Exercise objective: Gather up all lines that carry the word "Blue".

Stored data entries
>> start

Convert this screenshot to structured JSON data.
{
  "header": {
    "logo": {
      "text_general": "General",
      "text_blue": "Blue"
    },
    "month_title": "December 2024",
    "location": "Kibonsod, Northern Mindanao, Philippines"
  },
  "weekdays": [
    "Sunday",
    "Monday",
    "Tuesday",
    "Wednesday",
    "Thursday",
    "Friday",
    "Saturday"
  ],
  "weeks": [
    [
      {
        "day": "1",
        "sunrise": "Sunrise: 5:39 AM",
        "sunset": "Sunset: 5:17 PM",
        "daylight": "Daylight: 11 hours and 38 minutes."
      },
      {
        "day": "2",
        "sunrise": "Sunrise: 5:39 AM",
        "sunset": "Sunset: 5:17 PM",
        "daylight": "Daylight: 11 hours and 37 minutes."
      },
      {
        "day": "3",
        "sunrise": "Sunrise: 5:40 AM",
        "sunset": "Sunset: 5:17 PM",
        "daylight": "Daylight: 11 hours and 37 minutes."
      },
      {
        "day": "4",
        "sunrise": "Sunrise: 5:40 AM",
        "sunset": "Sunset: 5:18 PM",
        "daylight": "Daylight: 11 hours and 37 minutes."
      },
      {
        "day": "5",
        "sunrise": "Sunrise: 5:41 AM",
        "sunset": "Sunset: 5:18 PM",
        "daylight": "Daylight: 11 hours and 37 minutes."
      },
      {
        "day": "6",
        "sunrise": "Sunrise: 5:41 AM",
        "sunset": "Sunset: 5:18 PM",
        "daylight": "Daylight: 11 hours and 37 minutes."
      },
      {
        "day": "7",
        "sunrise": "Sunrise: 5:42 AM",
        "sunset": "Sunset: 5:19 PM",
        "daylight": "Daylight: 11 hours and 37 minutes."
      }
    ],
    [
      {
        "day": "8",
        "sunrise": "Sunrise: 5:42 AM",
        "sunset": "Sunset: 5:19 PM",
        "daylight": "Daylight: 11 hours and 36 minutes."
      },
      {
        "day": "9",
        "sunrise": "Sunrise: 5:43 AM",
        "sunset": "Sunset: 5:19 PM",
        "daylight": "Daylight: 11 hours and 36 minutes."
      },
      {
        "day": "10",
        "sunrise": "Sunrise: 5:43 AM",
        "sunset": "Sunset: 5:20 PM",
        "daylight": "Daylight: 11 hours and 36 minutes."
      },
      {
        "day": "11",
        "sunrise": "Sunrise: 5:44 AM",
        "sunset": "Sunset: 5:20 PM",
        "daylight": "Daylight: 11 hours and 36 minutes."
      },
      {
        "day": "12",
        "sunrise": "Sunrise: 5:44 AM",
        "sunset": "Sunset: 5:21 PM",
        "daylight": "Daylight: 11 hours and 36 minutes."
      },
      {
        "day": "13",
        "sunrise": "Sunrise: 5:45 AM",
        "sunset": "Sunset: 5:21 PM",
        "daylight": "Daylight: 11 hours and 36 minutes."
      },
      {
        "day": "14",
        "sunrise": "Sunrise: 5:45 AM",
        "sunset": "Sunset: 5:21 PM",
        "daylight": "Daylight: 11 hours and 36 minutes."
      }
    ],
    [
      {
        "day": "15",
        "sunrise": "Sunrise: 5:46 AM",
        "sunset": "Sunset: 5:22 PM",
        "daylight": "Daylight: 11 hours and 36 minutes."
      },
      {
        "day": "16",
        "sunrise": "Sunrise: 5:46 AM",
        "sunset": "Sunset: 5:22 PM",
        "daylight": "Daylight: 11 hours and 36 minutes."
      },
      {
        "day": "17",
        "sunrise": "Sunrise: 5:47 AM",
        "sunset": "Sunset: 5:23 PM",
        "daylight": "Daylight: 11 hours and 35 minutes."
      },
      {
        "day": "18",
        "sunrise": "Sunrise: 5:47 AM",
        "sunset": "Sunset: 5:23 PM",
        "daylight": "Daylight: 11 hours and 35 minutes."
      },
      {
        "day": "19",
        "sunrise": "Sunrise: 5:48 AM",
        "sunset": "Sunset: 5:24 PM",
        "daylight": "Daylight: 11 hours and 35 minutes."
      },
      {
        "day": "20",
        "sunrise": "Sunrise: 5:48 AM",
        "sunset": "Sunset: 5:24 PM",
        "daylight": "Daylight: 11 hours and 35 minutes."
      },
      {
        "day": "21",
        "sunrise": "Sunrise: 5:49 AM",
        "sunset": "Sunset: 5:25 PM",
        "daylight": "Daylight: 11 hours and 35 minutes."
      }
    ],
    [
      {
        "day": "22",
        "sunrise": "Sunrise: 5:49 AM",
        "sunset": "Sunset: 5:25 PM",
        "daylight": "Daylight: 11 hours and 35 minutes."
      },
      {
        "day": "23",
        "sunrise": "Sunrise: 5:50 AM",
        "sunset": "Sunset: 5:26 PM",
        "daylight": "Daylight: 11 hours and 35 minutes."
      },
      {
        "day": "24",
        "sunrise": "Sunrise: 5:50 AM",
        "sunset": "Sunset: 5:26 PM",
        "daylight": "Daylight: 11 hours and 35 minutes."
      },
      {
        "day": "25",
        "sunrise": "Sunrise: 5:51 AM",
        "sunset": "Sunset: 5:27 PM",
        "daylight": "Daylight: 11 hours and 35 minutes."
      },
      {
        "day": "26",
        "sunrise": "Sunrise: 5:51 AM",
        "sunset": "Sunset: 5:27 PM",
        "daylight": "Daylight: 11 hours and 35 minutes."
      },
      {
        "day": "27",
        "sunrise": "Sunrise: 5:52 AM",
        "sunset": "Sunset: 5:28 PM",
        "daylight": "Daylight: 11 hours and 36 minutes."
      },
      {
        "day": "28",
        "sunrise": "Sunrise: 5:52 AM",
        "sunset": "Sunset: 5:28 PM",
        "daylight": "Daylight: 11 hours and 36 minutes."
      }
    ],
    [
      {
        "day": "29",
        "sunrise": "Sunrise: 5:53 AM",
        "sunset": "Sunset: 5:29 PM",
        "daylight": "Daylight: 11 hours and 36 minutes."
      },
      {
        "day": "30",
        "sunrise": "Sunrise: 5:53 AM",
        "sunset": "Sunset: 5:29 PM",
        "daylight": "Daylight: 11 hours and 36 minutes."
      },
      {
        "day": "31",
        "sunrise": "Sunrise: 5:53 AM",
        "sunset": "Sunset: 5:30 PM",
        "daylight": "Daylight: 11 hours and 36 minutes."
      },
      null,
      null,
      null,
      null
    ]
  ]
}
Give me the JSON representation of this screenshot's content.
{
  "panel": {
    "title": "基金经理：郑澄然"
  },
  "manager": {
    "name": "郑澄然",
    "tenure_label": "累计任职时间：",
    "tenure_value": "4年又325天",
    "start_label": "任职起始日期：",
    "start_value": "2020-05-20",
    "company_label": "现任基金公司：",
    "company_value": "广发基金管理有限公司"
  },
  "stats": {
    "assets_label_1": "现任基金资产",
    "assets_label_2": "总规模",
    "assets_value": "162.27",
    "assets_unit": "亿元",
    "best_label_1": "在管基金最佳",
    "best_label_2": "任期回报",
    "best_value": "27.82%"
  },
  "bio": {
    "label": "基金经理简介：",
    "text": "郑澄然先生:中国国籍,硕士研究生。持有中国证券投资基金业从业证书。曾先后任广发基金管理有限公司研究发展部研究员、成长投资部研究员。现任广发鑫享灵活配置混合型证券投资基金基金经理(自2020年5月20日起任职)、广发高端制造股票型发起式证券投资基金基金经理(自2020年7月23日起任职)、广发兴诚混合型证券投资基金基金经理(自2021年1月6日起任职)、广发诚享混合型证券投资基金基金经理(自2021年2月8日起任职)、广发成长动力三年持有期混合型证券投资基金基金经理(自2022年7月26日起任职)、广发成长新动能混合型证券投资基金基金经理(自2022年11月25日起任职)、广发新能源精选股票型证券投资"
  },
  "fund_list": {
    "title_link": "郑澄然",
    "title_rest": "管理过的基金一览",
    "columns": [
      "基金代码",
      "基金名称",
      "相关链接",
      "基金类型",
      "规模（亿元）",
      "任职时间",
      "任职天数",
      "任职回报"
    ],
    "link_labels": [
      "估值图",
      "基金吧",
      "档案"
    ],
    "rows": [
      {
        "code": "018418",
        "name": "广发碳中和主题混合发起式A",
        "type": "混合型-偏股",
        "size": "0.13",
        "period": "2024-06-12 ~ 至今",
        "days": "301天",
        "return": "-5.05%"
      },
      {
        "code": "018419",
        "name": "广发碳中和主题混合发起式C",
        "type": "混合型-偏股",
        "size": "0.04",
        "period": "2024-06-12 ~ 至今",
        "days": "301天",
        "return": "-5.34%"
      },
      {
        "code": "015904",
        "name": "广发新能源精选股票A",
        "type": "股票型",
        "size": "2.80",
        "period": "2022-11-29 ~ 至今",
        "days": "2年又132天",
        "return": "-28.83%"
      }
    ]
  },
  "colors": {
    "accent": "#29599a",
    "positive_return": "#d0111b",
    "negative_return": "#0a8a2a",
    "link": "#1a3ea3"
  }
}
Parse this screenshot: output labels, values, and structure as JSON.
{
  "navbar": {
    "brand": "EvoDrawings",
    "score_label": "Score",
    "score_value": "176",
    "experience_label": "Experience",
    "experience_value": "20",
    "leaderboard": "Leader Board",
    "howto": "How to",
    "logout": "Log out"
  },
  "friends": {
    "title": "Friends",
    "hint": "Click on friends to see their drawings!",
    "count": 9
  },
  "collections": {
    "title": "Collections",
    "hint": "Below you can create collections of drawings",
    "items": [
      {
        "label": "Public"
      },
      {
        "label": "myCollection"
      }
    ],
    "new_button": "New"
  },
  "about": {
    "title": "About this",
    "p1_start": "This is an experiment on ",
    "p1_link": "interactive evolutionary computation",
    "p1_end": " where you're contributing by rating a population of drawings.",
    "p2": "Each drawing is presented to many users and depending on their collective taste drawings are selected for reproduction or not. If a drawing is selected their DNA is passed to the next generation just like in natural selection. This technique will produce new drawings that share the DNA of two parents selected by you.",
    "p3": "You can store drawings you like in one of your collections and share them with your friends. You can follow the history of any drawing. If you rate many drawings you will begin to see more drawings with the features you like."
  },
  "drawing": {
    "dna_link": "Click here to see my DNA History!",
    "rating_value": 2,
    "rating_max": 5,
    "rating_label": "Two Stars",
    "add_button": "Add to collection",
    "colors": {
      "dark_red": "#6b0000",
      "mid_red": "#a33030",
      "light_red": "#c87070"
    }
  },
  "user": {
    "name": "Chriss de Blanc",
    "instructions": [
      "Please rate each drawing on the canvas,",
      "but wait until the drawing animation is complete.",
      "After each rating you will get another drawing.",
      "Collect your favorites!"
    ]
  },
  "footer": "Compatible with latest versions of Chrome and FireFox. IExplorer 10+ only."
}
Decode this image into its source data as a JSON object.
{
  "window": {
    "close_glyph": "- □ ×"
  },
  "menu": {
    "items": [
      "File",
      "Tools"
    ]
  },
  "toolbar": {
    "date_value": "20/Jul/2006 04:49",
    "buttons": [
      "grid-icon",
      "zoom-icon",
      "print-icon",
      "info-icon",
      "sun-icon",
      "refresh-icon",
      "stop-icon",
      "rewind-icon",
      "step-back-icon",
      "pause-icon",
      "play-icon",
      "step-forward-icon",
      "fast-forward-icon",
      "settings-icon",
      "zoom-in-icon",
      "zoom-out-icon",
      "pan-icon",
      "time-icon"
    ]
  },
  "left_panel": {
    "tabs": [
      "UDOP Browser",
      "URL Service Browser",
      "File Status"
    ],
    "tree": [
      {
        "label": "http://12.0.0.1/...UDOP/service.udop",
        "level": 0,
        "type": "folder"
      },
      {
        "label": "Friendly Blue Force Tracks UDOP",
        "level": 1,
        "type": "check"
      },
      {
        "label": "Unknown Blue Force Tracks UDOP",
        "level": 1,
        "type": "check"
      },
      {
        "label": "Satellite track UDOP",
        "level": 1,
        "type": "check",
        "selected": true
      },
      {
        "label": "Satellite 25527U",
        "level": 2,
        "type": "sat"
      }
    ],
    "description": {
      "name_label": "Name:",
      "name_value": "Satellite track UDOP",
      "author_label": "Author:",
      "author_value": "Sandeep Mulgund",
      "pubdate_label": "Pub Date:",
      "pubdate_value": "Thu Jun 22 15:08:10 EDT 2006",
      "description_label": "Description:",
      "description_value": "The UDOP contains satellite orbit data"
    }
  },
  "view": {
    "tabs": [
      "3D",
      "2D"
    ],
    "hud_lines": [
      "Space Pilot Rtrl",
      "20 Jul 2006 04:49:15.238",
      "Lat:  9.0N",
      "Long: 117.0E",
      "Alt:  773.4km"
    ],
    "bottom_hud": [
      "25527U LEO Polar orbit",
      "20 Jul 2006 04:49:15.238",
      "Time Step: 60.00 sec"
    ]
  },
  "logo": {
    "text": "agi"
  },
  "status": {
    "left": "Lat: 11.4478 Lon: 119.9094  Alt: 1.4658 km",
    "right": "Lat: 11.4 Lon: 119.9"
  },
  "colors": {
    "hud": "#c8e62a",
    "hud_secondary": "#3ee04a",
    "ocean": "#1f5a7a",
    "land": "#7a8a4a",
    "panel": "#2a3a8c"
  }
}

>> end

Exercise response:
      "text_blue": "Blue"
        "label": "Friendly Blue Force Tracks UDOP",
        "label": "Unknown Blue Force Tracks UDOP",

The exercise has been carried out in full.